[START]

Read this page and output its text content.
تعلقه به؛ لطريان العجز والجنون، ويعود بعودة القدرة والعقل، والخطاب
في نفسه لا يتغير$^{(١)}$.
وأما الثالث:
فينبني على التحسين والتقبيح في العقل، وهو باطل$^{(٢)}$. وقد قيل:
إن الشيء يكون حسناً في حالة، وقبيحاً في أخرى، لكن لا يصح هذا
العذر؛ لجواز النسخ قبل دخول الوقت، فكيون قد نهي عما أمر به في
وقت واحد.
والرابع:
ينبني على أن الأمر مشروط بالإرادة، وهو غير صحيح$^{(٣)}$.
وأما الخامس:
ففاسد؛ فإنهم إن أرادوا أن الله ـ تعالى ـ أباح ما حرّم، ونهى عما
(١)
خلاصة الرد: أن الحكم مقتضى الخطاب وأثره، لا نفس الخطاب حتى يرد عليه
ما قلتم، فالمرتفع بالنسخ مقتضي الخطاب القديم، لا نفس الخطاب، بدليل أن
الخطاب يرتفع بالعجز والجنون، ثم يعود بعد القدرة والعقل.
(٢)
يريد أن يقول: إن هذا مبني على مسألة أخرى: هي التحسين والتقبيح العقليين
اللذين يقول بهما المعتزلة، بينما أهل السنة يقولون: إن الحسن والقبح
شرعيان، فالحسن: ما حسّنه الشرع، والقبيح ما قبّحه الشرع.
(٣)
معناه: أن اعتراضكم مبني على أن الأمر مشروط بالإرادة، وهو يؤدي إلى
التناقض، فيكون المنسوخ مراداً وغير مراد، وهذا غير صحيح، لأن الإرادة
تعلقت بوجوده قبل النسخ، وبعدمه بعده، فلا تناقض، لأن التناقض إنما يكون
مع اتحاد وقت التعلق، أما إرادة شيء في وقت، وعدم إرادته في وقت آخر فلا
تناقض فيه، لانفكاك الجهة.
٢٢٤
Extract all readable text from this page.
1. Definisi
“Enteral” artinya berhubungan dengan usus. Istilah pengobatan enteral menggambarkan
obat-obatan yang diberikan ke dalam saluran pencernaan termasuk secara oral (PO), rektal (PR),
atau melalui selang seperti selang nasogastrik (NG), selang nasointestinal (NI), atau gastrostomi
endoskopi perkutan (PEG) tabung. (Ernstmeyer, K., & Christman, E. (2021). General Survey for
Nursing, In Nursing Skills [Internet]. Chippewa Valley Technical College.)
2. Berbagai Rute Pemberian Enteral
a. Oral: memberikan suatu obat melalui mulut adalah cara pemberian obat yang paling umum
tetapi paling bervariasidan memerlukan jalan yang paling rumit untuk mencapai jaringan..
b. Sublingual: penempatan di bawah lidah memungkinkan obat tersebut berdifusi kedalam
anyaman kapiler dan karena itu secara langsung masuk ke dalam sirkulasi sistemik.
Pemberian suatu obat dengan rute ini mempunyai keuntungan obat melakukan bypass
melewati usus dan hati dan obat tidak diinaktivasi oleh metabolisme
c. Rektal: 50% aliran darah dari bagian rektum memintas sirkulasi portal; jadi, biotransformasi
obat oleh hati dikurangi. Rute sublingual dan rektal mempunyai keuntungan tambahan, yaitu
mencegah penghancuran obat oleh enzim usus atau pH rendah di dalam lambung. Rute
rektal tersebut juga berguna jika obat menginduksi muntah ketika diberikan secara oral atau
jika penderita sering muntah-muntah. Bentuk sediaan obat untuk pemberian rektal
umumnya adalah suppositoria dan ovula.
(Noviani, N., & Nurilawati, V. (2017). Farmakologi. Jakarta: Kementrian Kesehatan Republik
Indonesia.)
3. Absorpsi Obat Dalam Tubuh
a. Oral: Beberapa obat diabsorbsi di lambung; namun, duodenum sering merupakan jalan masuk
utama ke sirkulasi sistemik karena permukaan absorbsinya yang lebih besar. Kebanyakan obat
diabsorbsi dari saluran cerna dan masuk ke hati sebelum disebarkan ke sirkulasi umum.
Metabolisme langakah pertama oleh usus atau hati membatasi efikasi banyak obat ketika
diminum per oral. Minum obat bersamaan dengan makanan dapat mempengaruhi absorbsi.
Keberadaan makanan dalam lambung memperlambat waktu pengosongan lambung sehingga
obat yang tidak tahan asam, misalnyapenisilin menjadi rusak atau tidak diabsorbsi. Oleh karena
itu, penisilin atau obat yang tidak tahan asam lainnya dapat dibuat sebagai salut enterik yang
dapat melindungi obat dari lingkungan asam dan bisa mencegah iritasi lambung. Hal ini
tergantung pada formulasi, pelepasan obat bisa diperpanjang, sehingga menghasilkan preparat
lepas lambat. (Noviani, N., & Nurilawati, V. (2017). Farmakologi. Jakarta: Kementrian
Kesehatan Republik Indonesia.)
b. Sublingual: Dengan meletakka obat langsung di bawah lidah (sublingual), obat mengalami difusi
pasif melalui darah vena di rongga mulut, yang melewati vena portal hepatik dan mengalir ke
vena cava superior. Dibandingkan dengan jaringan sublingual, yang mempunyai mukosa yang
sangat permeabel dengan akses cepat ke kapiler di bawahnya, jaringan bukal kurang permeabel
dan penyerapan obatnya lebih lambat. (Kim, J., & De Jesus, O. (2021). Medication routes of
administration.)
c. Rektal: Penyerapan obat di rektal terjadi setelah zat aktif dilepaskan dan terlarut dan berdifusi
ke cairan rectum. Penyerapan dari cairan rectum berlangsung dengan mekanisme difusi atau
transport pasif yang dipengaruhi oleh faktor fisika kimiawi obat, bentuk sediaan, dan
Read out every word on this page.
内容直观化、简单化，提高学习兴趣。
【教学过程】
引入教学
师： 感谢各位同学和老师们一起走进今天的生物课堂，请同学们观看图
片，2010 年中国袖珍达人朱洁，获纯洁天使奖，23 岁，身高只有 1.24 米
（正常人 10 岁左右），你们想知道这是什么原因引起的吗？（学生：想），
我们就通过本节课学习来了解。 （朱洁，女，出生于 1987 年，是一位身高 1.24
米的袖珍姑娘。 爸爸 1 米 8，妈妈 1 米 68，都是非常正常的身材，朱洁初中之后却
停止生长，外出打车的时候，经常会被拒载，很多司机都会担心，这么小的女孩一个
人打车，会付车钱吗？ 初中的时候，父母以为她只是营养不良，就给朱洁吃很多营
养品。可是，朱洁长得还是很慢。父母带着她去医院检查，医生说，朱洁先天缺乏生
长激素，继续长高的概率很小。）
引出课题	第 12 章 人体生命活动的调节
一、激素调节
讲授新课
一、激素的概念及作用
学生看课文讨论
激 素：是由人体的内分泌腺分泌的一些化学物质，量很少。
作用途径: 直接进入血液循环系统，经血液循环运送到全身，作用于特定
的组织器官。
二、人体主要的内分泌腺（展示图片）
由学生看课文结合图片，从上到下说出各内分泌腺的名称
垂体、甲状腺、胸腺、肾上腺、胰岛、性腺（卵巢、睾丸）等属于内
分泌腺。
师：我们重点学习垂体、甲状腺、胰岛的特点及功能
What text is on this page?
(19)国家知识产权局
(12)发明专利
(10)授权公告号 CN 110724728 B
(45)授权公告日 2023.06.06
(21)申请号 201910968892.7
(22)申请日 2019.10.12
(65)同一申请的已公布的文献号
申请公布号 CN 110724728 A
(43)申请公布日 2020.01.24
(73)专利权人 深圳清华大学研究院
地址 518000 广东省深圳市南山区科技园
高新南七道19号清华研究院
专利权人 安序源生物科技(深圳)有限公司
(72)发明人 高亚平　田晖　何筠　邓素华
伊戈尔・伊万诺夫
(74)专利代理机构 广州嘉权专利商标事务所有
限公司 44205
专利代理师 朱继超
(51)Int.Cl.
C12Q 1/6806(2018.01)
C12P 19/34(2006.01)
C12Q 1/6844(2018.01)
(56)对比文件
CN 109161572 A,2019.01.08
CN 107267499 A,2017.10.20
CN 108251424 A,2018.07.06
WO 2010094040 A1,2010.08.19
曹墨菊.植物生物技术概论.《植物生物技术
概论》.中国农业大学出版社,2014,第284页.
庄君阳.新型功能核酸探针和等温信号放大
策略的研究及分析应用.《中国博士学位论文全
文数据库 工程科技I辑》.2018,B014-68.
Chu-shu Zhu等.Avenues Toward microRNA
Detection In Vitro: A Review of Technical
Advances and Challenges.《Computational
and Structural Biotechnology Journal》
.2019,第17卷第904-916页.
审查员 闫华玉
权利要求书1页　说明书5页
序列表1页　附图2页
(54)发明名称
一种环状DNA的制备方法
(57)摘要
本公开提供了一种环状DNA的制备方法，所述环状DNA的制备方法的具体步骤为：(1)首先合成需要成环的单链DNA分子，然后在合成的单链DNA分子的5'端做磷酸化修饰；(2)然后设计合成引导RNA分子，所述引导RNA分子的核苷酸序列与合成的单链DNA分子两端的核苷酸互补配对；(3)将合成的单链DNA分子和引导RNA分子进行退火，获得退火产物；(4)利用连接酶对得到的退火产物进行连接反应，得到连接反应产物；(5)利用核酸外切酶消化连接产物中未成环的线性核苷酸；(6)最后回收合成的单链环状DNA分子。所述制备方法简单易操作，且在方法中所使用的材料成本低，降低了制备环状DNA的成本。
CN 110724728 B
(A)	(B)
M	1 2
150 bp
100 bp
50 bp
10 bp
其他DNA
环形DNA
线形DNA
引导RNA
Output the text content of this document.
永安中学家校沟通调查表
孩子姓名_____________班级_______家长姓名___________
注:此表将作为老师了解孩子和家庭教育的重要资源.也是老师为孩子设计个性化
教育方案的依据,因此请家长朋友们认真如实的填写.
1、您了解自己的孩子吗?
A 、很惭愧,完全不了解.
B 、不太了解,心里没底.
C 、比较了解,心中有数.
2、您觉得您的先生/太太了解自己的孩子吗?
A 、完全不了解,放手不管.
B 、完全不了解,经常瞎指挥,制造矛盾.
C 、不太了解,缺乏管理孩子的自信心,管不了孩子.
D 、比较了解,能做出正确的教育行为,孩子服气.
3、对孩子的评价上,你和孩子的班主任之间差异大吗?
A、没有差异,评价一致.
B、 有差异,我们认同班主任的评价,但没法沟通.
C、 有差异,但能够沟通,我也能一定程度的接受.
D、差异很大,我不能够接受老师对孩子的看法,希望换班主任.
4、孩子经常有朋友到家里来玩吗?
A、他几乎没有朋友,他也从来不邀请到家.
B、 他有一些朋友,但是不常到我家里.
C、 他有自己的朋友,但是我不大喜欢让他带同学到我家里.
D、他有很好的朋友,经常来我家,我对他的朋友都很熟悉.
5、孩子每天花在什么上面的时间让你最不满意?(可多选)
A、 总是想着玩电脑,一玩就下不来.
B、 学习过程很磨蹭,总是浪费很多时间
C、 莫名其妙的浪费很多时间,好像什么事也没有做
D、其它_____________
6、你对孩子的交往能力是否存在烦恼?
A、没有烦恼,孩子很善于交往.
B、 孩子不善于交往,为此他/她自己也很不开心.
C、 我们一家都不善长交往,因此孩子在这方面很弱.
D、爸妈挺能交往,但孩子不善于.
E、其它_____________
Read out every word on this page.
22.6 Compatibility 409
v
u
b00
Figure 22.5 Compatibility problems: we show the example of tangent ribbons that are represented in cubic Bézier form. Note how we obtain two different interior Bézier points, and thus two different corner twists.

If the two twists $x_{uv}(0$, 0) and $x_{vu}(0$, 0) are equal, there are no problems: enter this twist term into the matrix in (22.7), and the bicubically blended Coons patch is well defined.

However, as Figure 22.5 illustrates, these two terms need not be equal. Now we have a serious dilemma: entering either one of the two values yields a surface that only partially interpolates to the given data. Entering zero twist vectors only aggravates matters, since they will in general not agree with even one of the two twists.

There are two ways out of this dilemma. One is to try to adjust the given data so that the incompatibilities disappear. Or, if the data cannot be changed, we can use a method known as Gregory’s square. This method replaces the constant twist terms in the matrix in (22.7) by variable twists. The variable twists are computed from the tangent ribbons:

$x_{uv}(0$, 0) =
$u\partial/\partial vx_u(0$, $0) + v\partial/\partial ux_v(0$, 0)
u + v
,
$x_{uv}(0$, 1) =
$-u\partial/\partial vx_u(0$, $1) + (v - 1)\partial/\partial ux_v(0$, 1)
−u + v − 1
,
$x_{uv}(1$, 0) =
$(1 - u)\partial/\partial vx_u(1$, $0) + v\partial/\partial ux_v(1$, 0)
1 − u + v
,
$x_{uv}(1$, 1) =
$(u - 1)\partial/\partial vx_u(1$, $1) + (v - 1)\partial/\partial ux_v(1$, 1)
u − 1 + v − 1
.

[END]

* [PROBLEM DESCRIPTION]:
Search the data above for the word "Enteral", then gather each line in which it appears.

* [IN RESPONSE]:
“Enteral” artinya berhubungan dengan usus. Istilah pengobatan enteral menggambarkan
2. Berbagai Rute Pemberian Enteral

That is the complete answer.